* Exercise *
Copy each of the records below word for word, keeping every character and line as it appears.

··· Exercise data

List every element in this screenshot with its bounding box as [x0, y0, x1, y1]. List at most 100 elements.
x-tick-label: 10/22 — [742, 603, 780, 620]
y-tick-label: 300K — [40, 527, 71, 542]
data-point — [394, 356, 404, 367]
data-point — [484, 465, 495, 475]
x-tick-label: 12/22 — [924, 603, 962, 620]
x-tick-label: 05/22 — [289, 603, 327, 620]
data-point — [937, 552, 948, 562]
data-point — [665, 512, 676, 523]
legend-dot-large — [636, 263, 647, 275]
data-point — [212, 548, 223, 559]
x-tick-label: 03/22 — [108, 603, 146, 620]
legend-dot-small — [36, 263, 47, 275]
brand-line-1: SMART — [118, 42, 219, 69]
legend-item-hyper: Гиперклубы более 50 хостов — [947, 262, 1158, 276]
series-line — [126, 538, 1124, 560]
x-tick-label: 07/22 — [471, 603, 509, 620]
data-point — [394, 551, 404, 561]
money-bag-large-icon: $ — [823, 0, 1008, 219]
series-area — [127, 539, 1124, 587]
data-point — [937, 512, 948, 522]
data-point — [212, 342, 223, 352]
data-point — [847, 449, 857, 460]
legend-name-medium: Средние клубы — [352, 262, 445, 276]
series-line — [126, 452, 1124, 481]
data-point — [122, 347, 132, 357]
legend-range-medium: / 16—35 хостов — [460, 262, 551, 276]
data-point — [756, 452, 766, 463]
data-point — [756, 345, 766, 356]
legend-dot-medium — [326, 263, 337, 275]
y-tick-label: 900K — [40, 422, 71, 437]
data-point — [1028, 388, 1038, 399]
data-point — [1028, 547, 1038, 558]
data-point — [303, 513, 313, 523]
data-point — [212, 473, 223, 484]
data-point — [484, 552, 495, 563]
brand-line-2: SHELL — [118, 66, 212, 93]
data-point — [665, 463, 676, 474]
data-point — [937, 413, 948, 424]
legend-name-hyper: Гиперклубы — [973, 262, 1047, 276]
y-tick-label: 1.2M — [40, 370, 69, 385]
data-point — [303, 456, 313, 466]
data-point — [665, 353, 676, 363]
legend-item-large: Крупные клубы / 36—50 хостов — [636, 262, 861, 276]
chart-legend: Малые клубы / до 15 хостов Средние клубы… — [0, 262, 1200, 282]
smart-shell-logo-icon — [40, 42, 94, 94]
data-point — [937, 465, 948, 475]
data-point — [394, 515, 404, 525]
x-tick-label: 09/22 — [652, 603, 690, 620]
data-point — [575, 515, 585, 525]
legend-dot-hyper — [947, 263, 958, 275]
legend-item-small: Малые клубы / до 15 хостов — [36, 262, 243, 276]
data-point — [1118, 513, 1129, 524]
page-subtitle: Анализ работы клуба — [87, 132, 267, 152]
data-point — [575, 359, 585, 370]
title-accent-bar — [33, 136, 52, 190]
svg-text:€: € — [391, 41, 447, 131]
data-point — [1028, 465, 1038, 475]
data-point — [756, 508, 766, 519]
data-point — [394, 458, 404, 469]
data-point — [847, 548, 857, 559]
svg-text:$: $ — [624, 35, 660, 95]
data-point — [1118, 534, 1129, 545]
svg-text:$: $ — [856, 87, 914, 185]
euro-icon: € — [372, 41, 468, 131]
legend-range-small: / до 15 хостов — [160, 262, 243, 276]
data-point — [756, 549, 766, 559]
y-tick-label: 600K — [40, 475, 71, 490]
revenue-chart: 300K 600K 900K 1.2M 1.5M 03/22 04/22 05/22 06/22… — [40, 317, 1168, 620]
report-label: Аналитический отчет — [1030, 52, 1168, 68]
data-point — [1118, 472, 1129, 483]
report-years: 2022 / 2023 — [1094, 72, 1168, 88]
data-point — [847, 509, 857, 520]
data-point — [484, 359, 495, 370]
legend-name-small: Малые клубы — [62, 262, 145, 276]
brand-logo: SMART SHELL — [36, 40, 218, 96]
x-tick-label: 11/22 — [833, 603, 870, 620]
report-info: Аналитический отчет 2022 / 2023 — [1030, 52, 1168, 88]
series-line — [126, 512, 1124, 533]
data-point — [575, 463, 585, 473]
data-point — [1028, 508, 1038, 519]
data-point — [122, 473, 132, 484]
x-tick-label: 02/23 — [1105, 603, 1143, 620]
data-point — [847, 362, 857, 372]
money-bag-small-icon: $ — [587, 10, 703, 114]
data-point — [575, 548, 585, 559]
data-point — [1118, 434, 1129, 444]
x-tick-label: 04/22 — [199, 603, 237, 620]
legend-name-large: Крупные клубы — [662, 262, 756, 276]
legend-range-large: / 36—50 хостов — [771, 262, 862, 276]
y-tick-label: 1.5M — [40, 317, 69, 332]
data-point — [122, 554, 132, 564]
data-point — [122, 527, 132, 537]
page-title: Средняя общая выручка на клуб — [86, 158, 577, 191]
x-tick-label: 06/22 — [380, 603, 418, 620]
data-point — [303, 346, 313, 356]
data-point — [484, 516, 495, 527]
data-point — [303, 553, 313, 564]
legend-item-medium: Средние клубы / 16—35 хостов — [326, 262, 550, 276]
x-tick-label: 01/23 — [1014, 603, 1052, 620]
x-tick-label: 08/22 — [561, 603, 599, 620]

······

* Worked solution *
List every element in this screenshot with its bounding box as [x0, y0, x1, y1]. List at most 100 elements.
x-tick-label: 10/22 — [742, 603, 780, 620]
y-tick-label: 300K — [40, 527, 71, 542]
data-point — [394, 356, 404, 367]
data-point — [484, 465, 495, 475]
x-tick-label: 12/22 — [924, 603, 962, 620]
x-tick-label: 05/22 — [289, 603, 327, 620]
data-point — [937, 552, 948, 562]
data-point — [665, 512, 676, 523]
legend-dot-large — [636, 263, 647, 275]
data-point — [212, 548, 223, 559]
x-tick-label: 03/22 — [108, 603, 146, 620]
legend-dot-small — [36, 263, 47, 275]
brand-line-1: SMART — [118, 42, 219, 69]
legend-item-hyper: Гиперклубы более 50 хостов — [947, 262, 1158, 276]
series-line — [126, 538, 1124, 560]
x-tick-label: 07/22 — [471, 603, 509, 620]
data-point — [394, 551, 404, 561]
money-bag-large-icon: $ — [823, 0, 1008, 219]
series-area — [127, 539, 1124, 587]
data-point — [937, 512, 948, 522]
data-point — [212, 342, 223, 352]
data-point — [847, 449, 857, 460]
legend-name-medium: Средние клубы — [352, 262, 445, 276]
series-line — [126, 452, 1124, 481]
data-point — [122, 347, 132, 357]
legend-range-medium: / 16—35 хостов — [460, 262, 551, 276]
data-point — [756, 452, 766, 463]
data-point — [756, 345, 766, 356]
legend-dot-medium — [326, 263, 337, 275]
y-tick-label: 900K — [40, 422, 71, 437]
data-point — [1028, 388, 1038, 399]
data-point — [1028, 547, 1038, 558]
data-point — [303, 513, 313, 523]
data-point — [212, 473, 223, 484]
data-point — [484, 552, 495, 563]
brand-line-2: SHELL — [118, 66, 212, 93]
data-point — [665, 463, 676, 474]
data-point — [937, 413, 948, 424]
legend-name-hyper: Гиперклубы — [973, 262, 1047, 276]
y-tick-label: 1.2M — [40, 370, 69, 385]
data-point — [303, 456, 313, 466]
data-point — [665, 353, 676, 363]
legend-item-large: Крупные клубы / 36—50 хостов — [636, 262, 861, 276]
chart-legend: Малые клубы / до 15 хостов Средние клубы… — [0, 262, 1200, 282]
smart-shell-logo-icon — [40, 42, 94, 94]
data-point — [937, 465, 948, 475]
data-point — [394, 515, 404, 525]
x-tick-label: 09/22 — [652, 603, 690, 620]
data-point — [575, 515, 585, 525]
legend-dot-hyper — [947, 263, 958, 275]
legend-item-small: Малые клубы / до 15 хостов — [36, 262, 243, 276]
data-point — [1118, 513, 1129, 524]
page-subtitle: Анализ работы клуба — [87, 132, 267, 152]
data-point — [575, 359, 585, 370]
title-accent-bar — [33, 136, 52, 190]
svg-text:€: € — [391, 41, 447, 131]
data-point — [1028, 465, 1038, 475]
data-point — [756, 508, 766, 519]
data-point — [394, 458, 404, 469]
data-point — [847, 548, 857, 559]
svg-text:$: $ — [624, 35, 660, 95]
data-point — [1118, 534, 1129, 545]
svg-text:$: $ — [856, 87, 914, 185]
euro-icon: € — [372, 41, 468, 131]
legend-range-small: / до 15 хостов — [160, 262, 243, 276]
data-point — [756, 549, 766, 559]
y-tick-label: 600K — [40, 475, 71, 490]
revenue-chart: 300K 600K 900K 1.2M 1.5M 03/22 04/22 05/22 06/22… — [40, 317, 1168, 620]
report-label: Аналитический отчет — [1030, 52, 1168, 68]
data-point — [1118, 472, 1129, 483]
report-years: 2022 / 2023 — [1094, 72, 1168, 88]
data-point — [847, 509, 857, 520]
data-point — [484, 359, 495, 370]
legend-name-small: Малые клубы — [62, 262, 145, 276]
brand-logo: SMART SHELL — [36, 40, 218, 96]
x-tick-label: 11/22 — [833, 603, 870, 620]
report-info: Аналитический отчет 2022 / 2023 — [1030, 52, 1168, 88]
series-line — [126, 512, 1124, 533]
data-point — [575, 463, 585, 473]
data-point — [1028, 508, 1038, 519]
data-point — [122, 473, 132, 484]
x-tick-label: 02/23 — [1105, 603, 1143, 620]
data-point — [847, 362, 857, 372]
money-bag-small-icon: $ — [587, 10, 703, 114]
data-point — [575, 548, 585, 559]
data-point — [1118, 434, 1129, 444]
x-tick-label: 04/22 — [199, 603, 237, 620]
legend-name-large: Крупные клубы — [662, 262, 756, 276]
legend-range-large: / 36—50 хостов — [771, 262, 862, 276]
y-tick-label: 1.5M — [40, 317, 69, 332]
data-point — [122, 554, 132, 564]
data-point — [122, 527, 132, 537]
page-title: Средняя общая выручка на клуб — [86, 158, 577, 191]
x-tick-label: 06/22 — [380, 603, 418, 620]
data-point — [303, 346, 313, 356]
data-point — [484, 516, 495, 527]
data-point — [303, 553, 313, 564]
legend-item-medium: Средние клубы / 16—35 хостов — [326, 262, 550, 276]
x-tick-label: 01/23 — [1014, 603, 1052, 620]
x-tick-label: 08/22 — [561, 603, 599, 620]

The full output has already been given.